**TEXT PASSAGE**.
⟨

[Question #1330] Test Results

46 months ago
Hi Doctors,
I would keep it simple and short, so here is the list of events since the last 81 days to be precise with -

Days after the exposure, NEGATIVE -

1) 33 Days: FINGER PRICK RAPID ALERE Determine Combo

2) 60 Days: In-House Oraquick Mouth Swab

3) 74 Days: Sneezing, runny nose followed by sore throat, ear pressure, phlegm and yellow thick discharge from nose. This freaked me out and I thought this could be ARS. Its been almost a week since this started and I am still not feeling well.

4) 75 Days: In-House Oraquick Mouth Swab

5) 78 Days: FINGER PRICK RAPID ALERE Determine Combo

6) 79 Days: Clearview RAPID Finger Prick

7) Today, 81 Days: In-House Oraquick Mouth Swab

Questions -
1) I have read your responses on medhelp and also on this forum, and you have always said that regardless of the exposure or the symptoms, negative tests over rule everything. So am I in the clear?

2) Could it be ARS? My 74 days symptoms.

3) If it were really ARS, which one of the tests done afterwards would have been positive for sure? I am worried that my ongoing symptoms could be something serious and I may still turn positive any day after the 81 days test.

4) Do I still need the 84 day test?

Due to some prior incidents in my life, I have become suspicious of medical science. I don't discredit it, but it takes me a while to believe the results. I really want to move on with my life by leaving this incident behind!!!

Regards,


 


H. Hunter Handsfield, MD
H. Hunter Handsfield, MD
46 months ago
Welcome to the forum. Thanks for your question, and for reviewing other pertinent forum information.

⟩

Document layout detection data
⟨

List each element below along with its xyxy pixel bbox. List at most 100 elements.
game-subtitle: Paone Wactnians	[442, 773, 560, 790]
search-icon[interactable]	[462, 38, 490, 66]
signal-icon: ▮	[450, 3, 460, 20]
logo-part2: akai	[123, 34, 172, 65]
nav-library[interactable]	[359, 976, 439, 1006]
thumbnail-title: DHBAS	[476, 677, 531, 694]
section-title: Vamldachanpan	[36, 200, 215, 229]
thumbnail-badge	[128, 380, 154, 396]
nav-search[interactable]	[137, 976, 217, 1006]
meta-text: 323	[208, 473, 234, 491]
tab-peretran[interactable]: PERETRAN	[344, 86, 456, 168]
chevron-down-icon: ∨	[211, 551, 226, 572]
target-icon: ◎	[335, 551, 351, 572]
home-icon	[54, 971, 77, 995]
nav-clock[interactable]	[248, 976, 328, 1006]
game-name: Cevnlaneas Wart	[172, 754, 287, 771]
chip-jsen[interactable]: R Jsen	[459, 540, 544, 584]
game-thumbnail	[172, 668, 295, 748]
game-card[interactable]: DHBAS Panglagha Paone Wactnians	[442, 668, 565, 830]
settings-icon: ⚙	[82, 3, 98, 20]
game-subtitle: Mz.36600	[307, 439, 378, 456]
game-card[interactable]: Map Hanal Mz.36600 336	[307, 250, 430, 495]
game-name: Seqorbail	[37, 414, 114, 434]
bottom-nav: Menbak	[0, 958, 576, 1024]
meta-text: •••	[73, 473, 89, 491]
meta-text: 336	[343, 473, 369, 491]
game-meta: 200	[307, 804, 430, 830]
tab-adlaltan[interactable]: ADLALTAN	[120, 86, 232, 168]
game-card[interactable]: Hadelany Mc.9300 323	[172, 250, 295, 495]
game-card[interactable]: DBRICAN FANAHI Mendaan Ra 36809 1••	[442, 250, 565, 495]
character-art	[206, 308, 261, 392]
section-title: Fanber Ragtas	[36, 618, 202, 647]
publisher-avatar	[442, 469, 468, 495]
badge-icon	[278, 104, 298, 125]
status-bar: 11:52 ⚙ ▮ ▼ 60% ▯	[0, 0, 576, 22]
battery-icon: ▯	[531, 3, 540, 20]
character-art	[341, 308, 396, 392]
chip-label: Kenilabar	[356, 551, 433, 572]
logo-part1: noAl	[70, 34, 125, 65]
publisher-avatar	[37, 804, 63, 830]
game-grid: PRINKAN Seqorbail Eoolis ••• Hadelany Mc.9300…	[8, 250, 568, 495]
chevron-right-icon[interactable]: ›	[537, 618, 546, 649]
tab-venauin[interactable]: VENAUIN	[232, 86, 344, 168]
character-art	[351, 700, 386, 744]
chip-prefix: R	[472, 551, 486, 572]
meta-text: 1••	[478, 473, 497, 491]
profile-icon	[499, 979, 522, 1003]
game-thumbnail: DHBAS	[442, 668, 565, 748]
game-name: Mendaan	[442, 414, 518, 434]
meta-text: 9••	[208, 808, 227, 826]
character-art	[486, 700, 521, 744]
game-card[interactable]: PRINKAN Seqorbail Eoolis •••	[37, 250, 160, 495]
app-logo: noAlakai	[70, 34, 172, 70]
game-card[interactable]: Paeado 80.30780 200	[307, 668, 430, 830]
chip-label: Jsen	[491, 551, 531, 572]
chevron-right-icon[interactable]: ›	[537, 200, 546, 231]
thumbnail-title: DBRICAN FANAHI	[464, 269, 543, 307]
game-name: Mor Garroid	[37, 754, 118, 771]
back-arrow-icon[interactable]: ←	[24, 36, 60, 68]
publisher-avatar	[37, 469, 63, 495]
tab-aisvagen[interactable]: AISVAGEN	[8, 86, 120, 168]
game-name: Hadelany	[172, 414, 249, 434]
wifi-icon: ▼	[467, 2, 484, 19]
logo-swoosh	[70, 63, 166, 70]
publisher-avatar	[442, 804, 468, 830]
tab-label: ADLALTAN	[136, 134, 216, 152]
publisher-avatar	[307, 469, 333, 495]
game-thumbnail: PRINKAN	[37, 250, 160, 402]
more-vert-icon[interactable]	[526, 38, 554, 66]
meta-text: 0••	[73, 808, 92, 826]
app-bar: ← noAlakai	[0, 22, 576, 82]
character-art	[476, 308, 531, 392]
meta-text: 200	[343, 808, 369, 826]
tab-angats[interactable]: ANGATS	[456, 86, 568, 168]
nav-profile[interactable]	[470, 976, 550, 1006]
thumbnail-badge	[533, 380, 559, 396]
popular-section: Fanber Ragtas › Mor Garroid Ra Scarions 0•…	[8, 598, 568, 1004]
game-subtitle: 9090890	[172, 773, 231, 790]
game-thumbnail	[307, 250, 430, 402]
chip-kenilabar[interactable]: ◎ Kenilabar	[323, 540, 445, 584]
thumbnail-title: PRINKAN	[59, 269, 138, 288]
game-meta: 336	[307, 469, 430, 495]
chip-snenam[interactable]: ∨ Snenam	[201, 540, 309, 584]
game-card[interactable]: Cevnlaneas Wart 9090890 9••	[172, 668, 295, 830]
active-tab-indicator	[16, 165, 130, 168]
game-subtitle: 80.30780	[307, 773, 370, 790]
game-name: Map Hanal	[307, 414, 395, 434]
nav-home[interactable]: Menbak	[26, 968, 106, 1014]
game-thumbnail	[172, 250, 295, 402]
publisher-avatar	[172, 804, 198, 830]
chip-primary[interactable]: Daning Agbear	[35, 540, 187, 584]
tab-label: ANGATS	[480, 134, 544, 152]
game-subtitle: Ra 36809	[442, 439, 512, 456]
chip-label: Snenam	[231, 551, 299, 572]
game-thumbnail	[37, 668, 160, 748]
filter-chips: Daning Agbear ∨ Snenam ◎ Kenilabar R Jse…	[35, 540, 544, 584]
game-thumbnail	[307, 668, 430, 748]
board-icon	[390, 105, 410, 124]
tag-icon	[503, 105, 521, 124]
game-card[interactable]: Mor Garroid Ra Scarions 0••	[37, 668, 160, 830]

⟩

**PROBLEMS TO WORK ON**.
**a)** Please write out the part of the forum post that begins at the words "7) Today, 81" and stops after "this incident behind!!!".
**b)** Answer these questions from the forum post:
(i) On which day after the exposure did the sneezing and runny nose begin?
(ii) What test was done at 79 days?
(iii) Which later test does the writer ask about still needing?

**RESULTS FOR THE EXERCISE**.
**a)**
7) Today, 81 Days: In-House Oraquick Mouth Swab

Questions -
1) I have read your responses on medhelp and also on this forum, and you have always said that regardless of the exposure or the symptoms, negative tests over rule everything. So am I in the clear?

2) Could it be ARS? My 74 days symptoms.

3) If it were really ARS, which one of the tests done afterwards would have been positive for sure? I am worried that my ongoing symptoms could be something serious and I may still turn positive any day after the 81 days test.

4) Do I still need the 84 day test?

Due to some prior incidents in my life, I have become suspicious of medical science. I don't discredit it, but it takes me a while to believe the results. I really want to move on with my life by leaving this incident behind!!!

**b)**
(i) 74 days
(ii) Clearview RAPID Finger Prick
(iii) The 84 day test